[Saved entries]
━━━━

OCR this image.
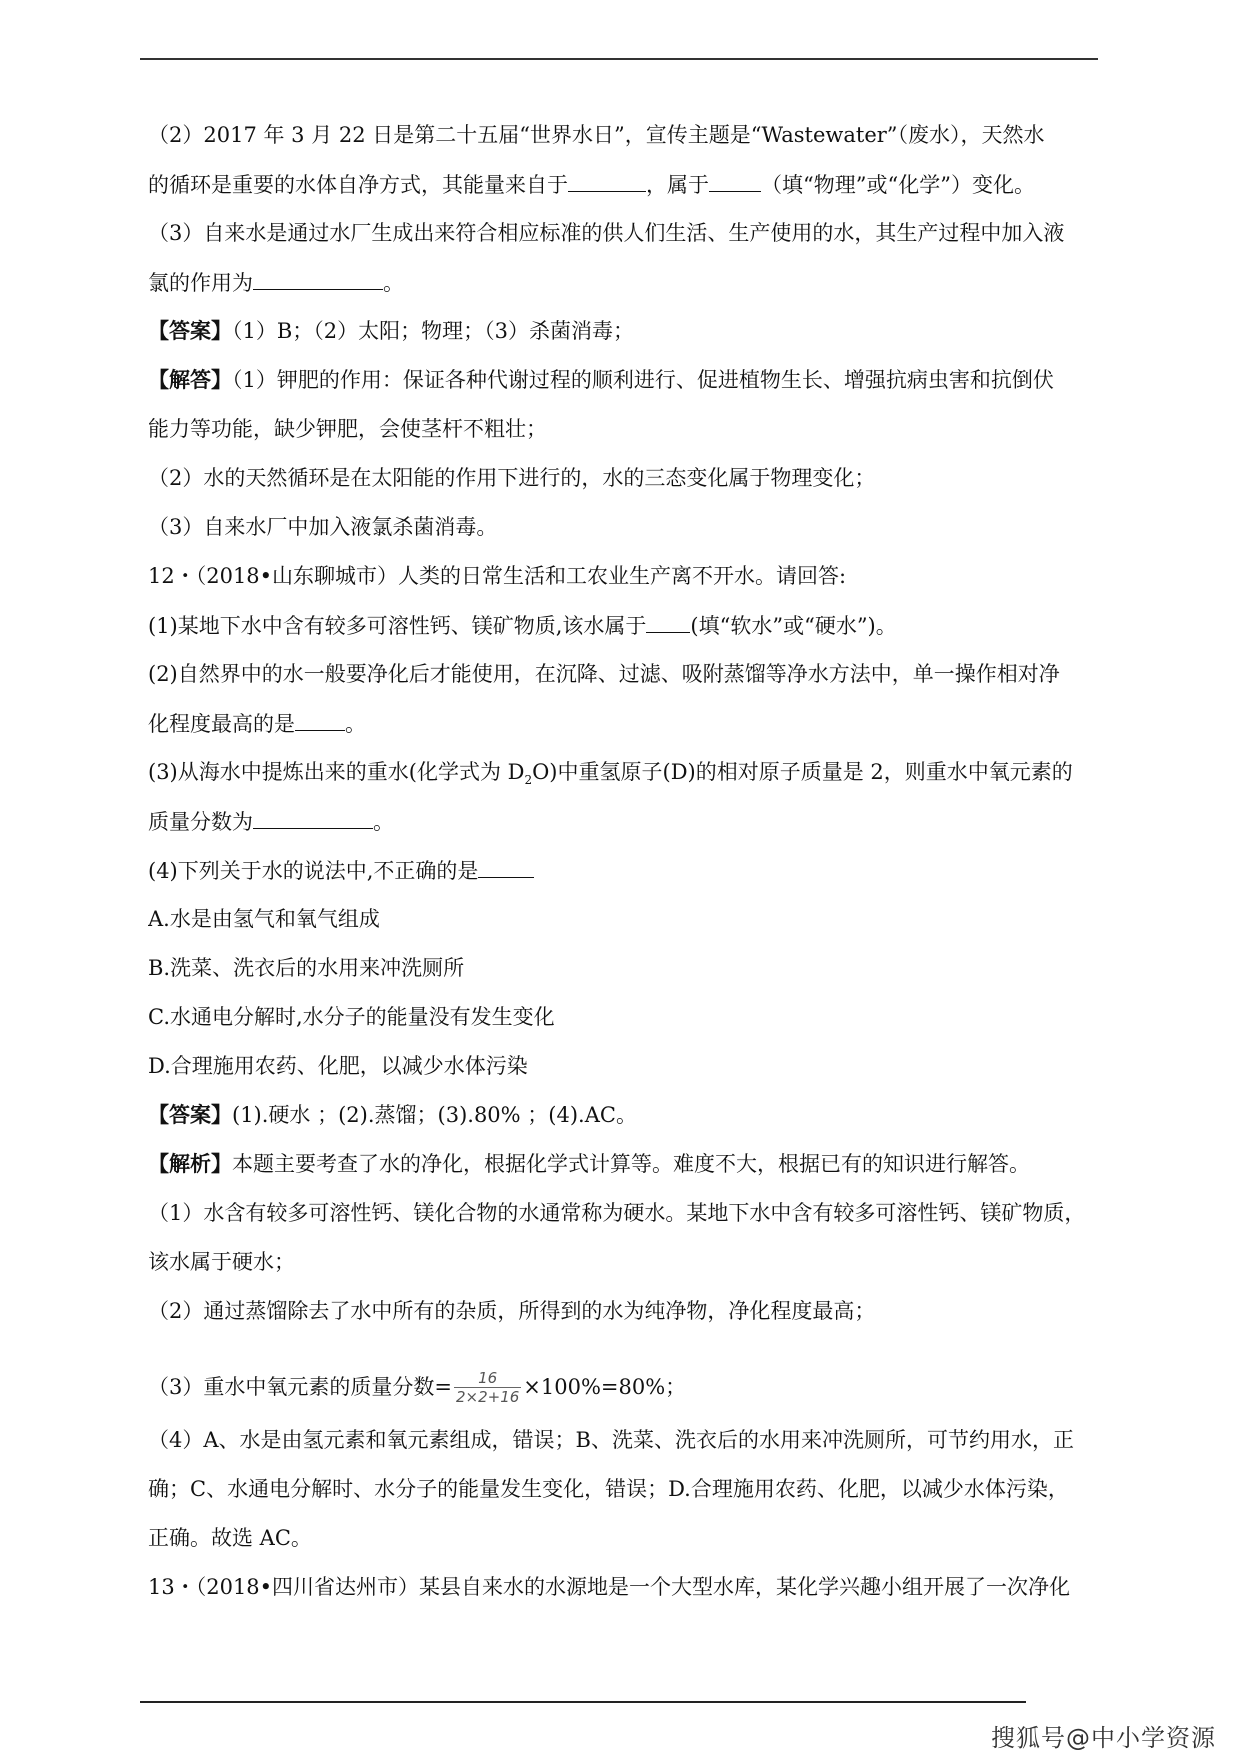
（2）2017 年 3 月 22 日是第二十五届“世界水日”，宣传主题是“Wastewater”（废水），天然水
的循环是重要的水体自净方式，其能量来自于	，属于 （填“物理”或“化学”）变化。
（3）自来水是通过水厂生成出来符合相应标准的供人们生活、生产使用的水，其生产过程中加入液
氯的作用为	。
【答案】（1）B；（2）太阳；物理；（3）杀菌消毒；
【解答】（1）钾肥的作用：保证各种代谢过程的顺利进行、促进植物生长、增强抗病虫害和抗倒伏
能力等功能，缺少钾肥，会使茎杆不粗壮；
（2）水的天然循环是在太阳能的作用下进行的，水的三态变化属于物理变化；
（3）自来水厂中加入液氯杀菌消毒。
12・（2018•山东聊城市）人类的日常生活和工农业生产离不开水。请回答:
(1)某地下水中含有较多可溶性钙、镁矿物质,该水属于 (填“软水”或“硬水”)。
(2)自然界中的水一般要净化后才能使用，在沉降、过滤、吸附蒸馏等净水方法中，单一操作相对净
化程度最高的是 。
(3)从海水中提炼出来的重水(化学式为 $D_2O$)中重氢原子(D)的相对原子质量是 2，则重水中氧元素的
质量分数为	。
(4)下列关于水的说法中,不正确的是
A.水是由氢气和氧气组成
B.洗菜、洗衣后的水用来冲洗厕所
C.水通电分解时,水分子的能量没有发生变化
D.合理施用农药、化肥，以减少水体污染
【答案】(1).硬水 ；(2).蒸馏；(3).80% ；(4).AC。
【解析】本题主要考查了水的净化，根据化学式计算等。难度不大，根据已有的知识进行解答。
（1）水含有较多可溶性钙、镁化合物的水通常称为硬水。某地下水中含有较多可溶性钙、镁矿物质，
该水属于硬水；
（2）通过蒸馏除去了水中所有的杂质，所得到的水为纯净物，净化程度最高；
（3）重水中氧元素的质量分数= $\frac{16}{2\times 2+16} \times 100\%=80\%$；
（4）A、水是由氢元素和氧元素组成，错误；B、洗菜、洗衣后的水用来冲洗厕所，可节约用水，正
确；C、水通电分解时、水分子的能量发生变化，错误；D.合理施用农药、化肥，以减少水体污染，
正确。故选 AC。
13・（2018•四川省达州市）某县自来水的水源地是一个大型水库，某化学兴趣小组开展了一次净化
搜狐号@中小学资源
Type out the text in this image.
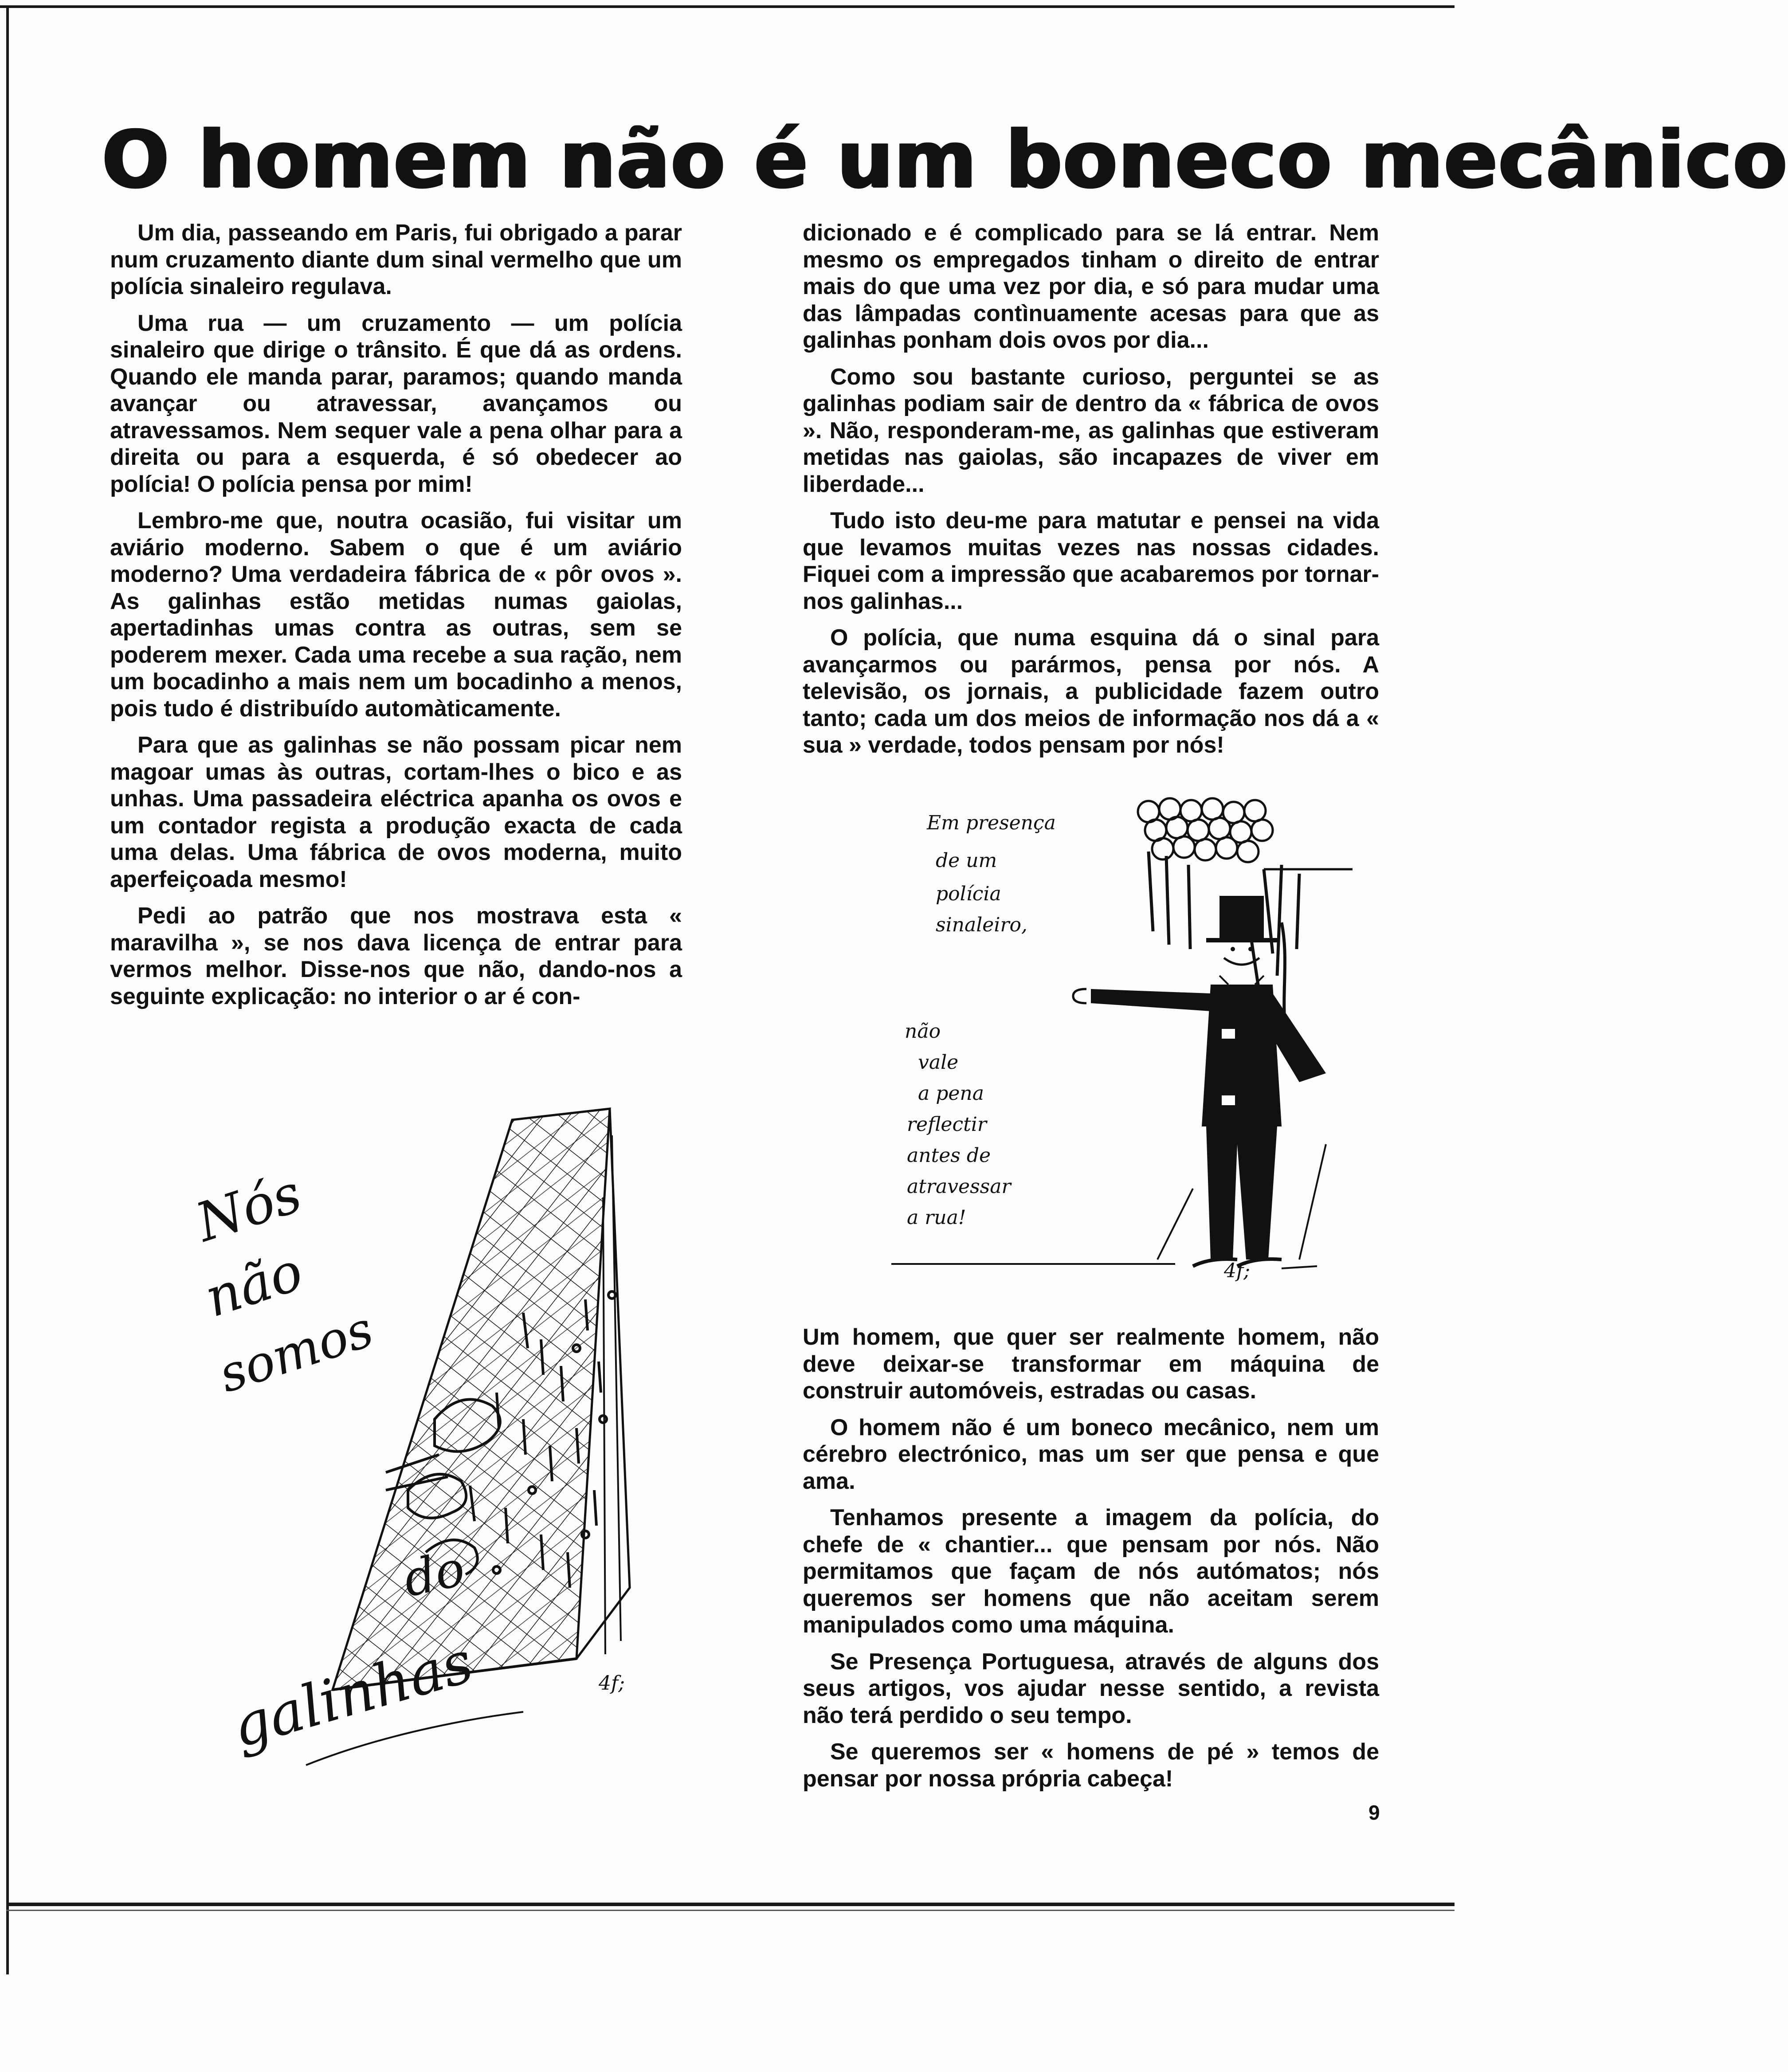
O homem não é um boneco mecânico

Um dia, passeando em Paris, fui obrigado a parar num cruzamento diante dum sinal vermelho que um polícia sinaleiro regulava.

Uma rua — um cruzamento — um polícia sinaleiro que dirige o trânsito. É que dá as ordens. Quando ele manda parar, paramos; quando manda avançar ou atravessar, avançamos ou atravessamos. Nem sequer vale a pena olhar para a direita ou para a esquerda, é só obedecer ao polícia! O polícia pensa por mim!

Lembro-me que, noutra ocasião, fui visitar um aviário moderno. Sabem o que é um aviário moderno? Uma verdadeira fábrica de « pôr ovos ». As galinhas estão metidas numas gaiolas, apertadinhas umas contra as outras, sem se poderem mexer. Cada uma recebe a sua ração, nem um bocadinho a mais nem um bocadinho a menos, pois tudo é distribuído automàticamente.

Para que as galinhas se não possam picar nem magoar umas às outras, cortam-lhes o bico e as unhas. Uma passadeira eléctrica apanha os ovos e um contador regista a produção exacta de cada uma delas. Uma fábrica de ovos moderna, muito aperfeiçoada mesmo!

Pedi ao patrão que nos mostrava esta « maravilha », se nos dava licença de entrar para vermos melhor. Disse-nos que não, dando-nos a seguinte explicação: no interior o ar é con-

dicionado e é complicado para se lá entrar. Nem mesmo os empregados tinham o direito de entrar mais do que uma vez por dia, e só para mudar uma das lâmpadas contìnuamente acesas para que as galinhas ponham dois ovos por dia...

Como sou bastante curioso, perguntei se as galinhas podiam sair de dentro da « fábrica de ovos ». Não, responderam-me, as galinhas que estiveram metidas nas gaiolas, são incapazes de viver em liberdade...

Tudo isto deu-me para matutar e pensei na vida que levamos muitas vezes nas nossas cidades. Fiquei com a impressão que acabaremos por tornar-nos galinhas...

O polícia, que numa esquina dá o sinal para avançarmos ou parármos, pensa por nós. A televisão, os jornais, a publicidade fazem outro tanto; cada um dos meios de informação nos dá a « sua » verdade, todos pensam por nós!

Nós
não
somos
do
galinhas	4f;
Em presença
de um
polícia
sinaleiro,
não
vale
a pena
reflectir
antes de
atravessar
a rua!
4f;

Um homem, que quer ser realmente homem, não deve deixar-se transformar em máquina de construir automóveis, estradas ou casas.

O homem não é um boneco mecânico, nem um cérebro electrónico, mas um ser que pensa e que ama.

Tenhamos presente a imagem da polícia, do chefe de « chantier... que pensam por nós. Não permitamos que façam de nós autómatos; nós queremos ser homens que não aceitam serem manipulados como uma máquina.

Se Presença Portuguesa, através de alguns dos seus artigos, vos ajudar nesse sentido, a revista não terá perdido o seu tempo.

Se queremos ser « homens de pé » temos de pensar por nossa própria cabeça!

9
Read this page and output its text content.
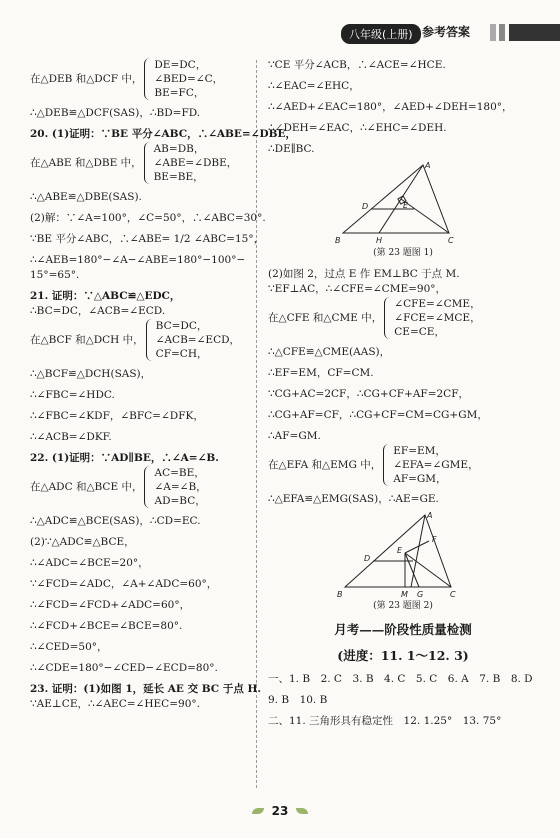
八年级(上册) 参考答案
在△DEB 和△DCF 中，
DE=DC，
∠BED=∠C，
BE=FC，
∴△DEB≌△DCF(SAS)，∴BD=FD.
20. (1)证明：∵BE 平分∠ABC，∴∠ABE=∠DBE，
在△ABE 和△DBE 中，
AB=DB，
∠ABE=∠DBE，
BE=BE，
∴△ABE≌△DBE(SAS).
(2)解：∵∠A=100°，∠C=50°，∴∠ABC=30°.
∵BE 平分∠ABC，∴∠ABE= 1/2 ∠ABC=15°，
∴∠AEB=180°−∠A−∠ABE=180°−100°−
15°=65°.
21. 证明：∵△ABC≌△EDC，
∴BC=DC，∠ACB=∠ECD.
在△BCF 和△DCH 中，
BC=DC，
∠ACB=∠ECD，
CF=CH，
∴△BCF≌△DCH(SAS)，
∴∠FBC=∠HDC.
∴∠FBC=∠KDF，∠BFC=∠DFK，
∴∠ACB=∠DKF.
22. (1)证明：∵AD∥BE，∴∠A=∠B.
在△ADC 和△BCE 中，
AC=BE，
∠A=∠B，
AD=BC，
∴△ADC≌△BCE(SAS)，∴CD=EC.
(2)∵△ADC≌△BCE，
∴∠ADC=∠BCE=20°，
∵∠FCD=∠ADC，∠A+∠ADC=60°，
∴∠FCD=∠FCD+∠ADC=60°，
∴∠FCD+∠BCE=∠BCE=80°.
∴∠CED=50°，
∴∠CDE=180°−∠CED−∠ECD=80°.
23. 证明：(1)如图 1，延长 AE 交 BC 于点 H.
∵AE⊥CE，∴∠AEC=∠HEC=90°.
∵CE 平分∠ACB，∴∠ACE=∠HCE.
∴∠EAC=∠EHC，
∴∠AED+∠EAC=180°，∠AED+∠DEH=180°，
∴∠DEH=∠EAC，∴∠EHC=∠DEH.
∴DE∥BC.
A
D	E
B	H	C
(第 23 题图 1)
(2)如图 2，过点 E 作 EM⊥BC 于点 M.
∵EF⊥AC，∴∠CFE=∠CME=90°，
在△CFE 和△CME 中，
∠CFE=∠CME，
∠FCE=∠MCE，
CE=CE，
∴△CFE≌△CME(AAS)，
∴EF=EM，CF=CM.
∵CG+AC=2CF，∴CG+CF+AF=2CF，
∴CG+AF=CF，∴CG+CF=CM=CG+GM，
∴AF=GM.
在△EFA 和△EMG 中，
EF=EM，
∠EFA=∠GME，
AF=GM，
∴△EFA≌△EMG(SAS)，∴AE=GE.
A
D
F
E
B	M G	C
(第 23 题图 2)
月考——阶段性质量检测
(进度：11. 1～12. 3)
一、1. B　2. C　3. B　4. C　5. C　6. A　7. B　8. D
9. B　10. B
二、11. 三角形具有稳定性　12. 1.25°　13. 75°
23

━━━━

* Task statement
Determine the number of lines in the entries above where the string "text" appears. Answer with the number alone.

* Answer
2